PROBLEM 1: Copy out the entries from their first line through the line that contains "show-hidden-icons-button[interactable] [838,741,854,757]", inclusive, with each line exactly as it appears.

SELECTED PASSAGE:
---
Deleting Facebook's billions: stock sinks as outrage swells

Deleting Facebook's billions: stock sinks as outrage swells
In this April 4, 2013 file photo, Facebook CEO Mark Zuckerberg walks at the company's headquarters in Menlo Park, Calif. Facebook has dropped 13.5 percent after allegations a political consulting firm working for the Trump campaign got data inappropriately from millions of Facebook users. On Monday, March 26, 2018, the Federal Trade Commission said it's investigating the social media giant's privacy practices and legislators in the U.S. and the U.K. have demanded answers and called for inquiries. (AP Photo/Marcio Jose Sanchez, File)

Mark Zuckerberg might want to delete the last ten days from his timeline and everyone else's. In a little more than a week, Facebook has turned from one of the market's darlings to a stock investors are running from.
---
PROBLEM 2: According to the article on Facebook's falling stock, which federal agency said it was investigating the company's privacy practices?
---
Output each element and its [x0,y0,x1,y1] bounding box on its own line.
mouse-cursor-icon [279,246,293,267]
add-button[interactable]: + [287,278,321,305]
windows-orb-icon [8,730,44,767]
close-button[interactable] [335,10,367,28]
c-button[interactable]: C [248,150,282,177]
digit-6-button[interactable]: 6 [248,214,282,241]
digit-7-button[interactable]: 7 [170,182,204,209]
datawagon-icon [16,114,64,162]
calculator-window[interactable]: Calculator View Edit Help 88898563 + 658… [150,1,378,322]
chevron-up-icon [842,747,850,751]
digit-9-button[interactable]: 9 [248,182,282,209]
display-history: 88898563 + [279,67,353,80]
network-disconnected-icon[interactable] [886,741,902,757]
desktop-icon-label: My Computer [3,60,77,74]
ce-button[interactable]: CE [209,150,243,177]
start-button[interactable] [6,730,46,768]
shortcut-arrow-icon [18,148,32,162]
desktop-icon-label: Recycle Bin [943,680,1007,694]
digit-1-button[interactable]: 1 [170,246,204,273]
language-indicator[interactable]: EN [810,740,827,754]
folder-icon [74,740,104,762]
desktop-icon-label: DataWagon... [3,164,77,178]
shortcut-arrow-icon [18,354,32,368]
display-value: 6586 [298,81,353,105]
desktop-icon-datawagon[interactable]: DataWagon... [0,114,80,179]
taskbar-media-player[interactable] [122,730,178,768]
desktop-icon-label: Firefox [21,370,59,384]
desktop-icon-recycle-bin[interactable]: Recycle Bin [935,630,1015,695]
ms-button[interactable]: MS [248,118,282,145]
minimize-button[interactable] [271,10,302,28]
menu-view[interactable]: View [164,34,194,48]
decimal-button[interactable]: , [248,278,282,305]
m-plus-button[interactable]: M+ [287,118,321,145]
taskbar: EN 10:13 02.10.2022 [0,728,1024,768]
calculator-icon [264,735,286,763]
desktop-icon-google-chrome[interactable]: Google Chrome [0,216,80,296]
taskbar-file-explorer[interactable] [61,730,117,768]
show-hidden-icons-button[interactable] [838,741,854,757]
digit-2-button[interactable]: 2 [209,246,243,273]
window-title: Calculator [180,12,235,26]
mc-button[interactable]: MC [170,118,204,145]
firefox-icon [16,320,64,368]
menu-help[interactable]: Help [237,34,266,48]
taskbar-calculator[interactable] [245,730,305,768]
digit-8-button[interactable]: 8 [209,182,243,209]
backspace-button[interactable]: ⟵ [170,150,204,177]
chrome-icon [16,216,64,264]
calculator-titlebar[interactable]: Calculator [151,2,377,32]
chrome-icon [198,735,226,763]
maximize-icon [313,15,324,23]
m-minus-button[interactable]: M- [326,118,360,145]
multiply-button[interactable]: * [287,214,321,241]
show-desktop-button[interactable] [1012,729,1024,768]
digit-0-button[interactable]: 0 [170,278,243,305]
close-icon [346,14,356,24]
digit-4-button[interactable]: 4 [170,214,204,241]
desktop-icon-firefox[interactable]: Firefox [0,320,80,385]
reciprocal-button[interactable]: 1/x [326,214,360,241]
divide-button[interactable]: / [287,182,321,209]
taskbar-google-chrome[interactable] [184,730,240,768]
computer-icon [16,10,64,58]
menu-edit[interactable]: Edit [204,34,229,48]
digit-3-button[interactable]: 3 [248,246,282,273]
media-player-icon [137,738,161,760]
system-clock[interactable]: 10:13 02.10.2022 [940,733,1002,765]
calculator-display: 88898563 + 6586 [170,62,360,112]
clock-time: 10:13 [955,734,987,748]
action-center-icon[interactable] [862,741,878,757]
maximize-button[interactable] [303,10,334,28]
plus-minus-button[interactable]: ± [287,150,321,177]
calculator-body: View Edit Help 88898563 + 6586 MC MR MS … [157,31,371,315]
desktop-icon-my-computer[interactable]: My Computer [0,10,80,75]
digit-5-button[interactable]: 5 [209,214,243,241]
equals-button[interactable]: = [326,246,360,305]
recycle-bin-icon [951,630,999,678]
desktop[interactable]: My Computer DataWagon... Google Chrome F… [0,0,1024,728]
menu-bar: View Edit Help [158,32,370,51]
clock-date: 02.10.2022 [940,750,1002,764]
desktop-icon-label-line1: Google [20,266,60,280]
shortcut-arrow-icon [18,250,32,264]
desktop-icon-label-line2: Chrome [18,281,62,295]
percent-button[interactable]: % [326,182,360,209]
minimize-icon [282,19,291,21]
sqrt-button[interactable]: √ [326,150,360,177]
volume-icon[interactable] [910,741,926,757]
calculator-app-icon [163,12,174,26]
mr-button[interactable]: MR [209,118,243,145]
---
WORKED SOLUTION 1:
Output each element and its [x0,y0,x1,y1] bounding box on its own line.
mouse-cursor-icon [279,246,293,267]
add-button[interactable]: + [287,278,321,305]
windows-orb-icon [8,730,44,767]
close-button[interactable] [335,10,367,28]
c-button[interactable]: C [248,150,282,177]
digit-6-button[interactable]: 6 [248,214,282,241]
digit-7-button[interactable]: 7 [170,182,204,209]
datawagon-icon [16,114,64,162]
calculator-window[interactable]: Calculator View Edit Help 88898563 + 658… [150,1,378,322]
chevron-up-icon [842,747,850,751]
digit-9-button[interactable]: 9 [248,182,282,209]
display-history: 88898563 + [279,67,353,80]
network-disconnected-icon[interactable] [886,741,902,757]
desktop-icon-label: My Computer [3,60,77,74]
ce-button[interactable]: CE [209,150,243,177]
start-button[interactable] [6,730,46,768]
shortcut-arrow-icon [18,148,32,162]
desktop-icon-label: Recycle Bin [943,680,1007,694]
digit-1-button[interactable]: 1 [170,246,204,273]
language-indicator[interactable]: EN [810,740,827,754]
folder-icon [74,740,104,762]
desktop-icon-label: DataWagon... [3,164,77,178]
shortcut-arrow-icon [18,354,32,368]
display-value: 6586 [298,81,353,105]
desktop-icon-datawagon[interactable]: DataWagon... [0,114,80,179]
taskbar-media-player[interactable] [122,730,178,768]
desktop-icon-label: Firefox [21,370,59,384]
desktop-icon-recycle-bin[interactable]: Recycle Bin [935,630,1015,695]
ms-button[interactable]: MS [248,118,282,145]
minimize-button[interactable] [271,10,302,28]
menu-view[interactable]: View [164,34,194,48]
decimal-button[interactable]: , [248,278,282,305]
m-plus-button[interactable]: M+ [287,118,321,145]
taskbar: EN 10:13 02.10.2022 [0,728,1024,768]
calculator-icon [264,735,286,763]
desktop-icon-google-chrome[interactable]: Google Chrome [0,216,80,296]
taskbar-file-explorer[interactable] [61,730,117,768]
show-hidden-icons-button[interactable] [838,741,854,757]

WORKED SOLUTION 2: The Federal Trade Commission